§ **BRIEF**
Reproduce each line exactly. Skip none.
## BEGIN TASK INPUT
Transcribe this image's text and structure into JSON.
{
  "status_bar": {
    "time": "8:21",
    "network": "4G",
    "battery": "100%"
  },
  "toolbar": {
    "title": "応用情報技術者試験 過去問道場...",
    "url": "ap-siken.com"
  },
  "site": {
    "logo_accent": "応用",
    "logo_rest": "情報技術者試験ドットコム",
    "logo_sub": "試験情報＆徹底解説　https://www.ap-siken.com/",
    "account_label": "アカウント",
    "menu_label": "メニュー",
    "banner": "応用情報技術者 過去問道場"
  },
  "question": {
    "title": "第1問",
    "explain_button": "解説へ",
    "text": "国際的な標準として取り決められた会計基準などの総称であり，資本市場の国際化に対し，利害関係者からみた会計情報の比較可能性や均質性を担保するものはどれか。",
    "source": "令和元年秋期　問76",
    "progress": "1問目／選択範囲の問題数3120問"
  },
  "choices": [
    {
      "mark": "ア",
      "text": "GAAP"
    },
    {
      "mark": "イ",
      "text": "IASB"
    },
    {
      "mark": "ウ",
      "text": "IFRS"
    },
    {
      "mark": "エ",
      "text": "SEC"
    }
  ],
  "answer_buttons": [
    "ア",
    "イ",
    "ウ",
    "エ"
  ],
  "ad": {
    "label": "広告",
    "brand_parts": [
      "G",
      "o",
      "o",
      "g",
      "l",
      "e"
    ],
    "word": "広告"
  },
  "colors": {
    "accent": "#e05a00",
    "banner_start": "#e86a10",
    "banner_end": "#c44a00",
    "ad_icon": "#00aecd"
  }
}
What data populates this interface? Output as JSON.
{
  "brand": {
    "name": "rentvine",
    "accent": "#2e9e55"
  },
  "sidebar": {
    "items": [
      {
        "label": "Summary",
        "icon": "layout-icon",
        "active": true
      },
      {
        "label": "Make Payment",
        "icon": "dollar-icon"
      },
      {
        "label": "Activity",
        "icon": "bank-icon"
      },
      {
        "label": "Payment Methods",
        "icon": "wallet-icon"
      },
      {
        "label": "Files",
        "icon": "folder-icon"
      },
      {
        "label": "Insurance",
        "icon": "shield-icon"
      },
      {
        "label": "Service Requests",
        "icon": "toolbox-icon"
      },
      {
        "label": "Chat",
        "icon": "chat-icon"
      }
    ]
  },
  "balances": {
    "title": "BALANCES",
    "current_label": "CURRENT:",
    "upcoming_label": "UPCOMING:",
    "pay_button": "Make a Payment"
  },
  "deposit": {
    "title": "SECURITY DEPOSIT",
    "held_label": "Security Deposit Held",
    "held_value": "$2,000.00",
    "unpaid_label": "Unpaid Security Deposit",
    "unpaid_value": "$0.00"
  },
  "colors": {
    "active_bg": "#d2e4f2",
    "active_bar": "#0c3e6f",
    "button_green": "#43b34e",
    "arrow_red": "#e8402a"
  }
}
## END TASK INPUT
§ **EXERCISE RESULT**
Transcribe this image's text and structure into JSON.
{
  "status_bar": {
    "time": "8:21",
    "network": "4G",
    "battery": "100%"
  },
  "toolbar": {
    "title": "応用情報技術者試験 過去問道場...",
    "url": "ap-siken.com"
  },
  "site": {
    "logo_accent": "応用",
    "logo_rest": "情報技術者試験ドットコム",
    "logo_sub": "試験情報＆徹底解説　https://www.ap-siken.com/",
    "account_label": "アカウント",
    "menu_label": "メニュー",
    "banner": "応用情報技術者 過去問道場"
  },
  "question": {
    "title": "第1問",
    "explain_button": "解説へ",
    "text": "国際的な標準として取り決められた会計基準などの総称であり，資本市場の国際化に対し，利害関係者からみた会計情報の比較可能性や均質性を担保するものはどれか。",
    "source": "令和元年秋期　問76",
    "progress": "1問目／選択範囲の問題数3120問"
  },
  "choices": [
    {
      "mark": "ア",
      "text": "GAAP"
    },
    {
      "mark": "イ",
      "text": "IASB"
    },
    {
      "mark": "ウ",
      "text": "IFRS"
    },
    {
      "mark": "エ",
      "text": "SEC"
    }
  ],
  "answer_buttons": [
    "ア",
    "イ",
    "ウ",
    "エ"
  ],
  "ad": {
    "label": "広告",
    "brand_parts": [
      "G",
      "o",
      "o",
      "g",
      "l",
      "e"
    ],
    "word": "広告"
  },
  "colors": {
    "accent": "#e05a00",
    "banner_start": "#e86a10",
    "banner_end": "#c44a00",
    "ad_icon": "#00aecd"
  }
}
What data populates this interface? Output as JSON.
{
  "brand": {
    "name": "rentvine",
    "accent": "#2e9e55"
  },
  "sidebar": {
    "items": [
      {
        "label": "Summary",
        "icon": "layout-icon",
        "active": true
      },
      {
        "label": "Make Payment",
        "icon": "dollar-icon"
      },
      {
        "label": "Activity",
        "icon": "bank-icon"
      },
      {
        "label": "Payment Methods",
        "icon": "wallet-icon"
      },
      {
        "label": "Files",
        "icon": "folder-icon"
      },
      {
        "label": "Insurance",
        "icon": "shield-icon"
      },
      {
        "label": "Service Requests",
        "icon": "toolbox-icon"
      },
      {
        "label": "Chat",
        "icon": "chat-icon"
      }
    ]
  },
  "balances": {
    "title": "BALANCES",
    "current_label": "CURRENT:",
    "upcoming_label": "UPCOMING:",
    "pay_button": "Make a Payment"
  },
  "deposit": {
    "title": "SECURITY DEPOSIT",
    "held_label": "Security Deposit Held",
    "held_value": "$2,000.00",
    "unpaid_label": "Unpaid Security Deposit",
    "unpaid_value": "$0.00"
  },
  "colors": {
    "active_bg": "#d2e4f2",
    "active_bar": "#0c3e6f",
    "button_green": "#43b34e",
    "arrow_red": "#e8402a"
  }
}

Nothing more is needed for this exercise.